▶ [WORK INSTRUCTIONS]:
Scan the lines below for the word "Select". Copy each line you find it in.

▶ [GIVEN RECORDS]:

════

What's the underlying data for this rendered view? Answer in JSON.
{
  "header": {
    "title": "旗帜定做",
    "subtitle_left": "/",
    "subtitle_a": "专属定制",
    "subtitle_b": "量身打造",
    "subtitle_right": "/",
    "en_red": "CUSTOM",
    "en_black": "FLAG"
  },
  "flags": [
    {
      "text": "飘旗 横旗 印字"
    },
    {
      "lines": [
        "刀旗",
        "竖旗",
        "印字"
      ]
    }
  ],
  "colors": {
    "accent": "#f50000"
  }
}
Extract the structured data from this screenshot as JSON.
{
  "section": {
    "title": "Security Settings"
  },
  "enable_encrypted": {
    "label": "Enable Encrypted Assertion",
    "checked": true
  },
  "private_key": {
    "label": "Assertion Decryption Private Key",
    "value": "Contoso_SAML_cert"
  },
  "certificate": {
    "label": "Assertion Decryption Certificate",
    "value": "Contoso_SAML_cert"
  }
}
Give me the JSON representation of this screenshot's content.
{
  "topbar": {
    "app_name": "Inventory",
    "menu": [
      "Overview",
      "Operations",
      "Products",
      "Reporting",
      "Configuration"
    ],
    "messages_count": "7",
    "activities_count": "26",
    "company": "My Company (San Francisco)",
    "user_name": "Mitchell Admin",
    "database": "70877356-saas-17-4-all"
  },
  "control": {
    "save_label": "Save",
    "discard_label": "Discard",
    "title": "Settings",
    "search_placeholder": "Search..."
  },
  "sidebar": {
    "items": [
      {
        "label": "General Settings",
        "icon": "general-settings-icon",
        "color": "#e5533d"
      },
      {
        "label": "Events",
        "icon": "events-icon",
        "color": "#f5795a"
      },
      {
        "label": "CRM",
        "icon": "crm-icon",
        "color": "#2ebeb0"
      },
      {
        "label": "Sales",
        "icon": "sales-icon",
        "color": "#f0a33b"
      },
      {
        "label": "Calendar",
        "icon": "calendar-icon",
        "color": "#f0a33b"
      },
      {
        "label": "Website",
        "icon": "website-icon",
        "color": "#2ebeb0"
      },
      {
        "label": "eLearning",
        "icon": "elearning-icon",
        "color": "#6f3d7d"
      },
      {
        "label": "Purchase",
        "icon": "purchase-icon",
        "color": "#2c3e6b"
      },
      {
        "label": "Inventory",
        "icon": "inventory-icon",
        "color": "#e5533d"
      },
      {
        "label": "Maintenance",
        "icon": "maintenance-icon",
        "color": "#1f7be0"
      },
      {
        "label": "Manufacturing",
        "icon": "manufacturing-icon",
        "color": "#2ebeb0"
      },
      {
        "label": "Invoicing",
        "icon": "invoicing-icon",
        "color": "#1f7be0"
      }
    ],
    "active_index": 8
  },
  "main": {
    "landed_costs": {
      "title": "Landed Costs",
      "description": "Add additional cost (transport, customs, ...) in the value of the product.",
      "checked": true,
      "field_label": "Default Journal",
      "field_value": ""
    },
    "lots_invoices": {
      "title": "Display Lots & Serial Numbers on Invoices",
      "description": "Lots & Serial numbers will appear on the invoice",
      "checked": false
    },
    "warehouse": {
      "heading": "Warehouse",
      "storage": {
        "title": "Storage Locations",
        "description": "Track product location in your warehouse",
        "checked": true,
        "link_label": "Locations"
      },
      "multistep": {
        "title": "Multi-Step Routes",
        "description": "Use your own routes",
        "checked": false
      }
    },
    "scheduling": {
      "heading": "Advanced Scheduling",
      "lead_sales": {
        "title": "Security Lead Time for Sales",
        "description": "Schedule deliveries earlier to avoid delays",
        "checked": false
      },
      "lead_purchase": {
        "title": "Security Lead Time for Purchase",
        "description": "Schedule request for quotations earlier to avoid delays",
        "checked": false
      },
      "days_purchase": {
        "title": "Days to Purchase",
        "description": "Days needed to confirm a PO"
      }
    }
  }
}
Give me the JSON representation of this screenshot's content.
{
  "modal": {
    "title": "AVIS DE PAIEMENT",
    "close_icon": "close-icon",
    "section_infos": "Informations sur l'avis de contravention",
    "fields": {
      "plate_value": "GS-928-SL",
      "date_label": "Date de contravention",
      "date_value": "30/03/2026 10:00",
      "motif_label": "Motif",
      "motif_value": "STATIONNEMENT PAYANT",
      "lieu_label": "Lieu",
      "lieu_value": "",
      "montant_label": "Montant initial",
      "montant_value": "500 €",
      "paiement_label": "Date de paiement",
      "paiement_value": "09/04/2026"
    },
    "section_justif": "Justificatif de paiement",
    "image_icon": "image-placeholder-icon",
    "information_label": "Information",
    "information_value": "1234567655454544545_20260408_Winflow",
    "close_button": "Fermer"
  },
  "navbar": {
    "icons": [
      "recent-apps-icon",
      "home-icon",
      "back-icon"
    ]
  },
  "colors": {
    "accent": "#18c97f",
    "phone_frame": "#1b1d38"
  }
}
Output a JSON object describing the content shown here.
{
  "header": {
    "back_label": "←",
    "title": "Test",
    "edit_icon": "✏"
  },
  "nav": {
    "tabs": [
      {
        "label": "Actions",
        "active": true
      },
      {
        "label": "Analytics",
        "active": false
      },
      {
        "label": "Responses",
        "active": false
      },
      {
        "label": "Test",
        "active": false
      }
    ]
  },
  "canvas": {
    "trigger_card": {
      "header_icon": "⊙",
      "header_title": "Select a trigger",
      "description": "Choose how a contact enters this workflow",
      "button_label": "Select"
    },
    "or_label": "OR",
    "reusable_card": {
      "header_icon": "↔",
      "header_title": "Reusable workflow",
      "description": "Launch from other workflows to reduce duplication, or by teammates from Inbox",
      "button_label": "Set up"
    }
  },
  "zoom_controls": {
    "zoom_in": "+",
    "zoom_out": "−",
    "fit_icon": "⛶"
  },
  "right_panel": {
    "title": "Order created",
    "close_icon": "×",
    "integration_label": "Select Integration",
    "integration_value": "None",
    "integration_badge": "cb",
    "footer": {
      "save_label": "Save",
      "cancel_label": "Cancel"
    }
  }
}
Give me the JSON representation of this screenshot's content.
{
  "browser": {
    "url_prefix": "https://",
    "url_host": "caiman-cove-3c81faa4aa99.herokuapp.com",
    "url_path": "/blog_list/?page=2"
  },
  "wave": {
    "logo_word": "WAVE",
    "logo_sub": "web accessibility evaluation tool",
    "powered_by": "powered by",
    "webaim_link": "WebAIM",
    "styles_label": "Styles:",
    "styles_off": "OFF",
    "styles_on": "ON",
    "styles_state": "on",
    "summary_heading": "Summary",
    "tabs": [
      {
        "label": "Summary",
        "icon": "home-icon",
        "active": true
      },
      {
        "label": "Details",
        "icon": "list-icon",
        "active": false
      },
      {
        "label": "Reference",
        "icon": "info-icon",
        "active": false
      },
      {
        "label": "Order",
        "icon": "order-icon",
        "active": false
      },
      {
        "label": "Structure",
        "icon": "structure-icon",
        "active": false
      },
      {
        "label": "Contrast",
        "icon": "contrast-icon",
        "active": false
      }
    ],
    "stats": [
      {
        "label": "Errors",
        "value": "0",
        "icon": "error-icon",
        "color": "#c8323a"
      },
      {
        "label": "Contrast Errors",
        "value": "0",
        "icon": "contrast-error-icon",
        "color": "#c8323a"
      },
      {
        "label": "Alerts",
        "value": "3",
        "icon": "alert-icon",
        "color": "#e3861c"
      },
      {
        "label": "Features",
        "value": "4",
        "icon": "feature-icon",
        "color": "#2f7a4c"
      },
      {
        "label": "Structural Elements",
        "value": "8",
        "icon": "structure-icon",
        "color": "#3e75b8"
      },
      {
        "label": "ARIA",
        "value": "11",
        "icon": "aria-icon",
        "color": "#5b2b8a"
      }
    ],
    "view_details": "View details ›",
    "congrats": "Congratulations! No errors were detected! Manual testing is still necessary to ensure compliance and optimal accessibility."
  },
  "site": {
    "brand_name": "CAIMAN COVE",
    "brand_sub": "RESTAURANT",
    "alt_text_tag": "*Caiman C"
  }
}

════

▶ [EXERCISE OUTPUT]:
      "header_title": "Select a trigger",
      "button_label": "Select"
    "integration_label": "Select Integration",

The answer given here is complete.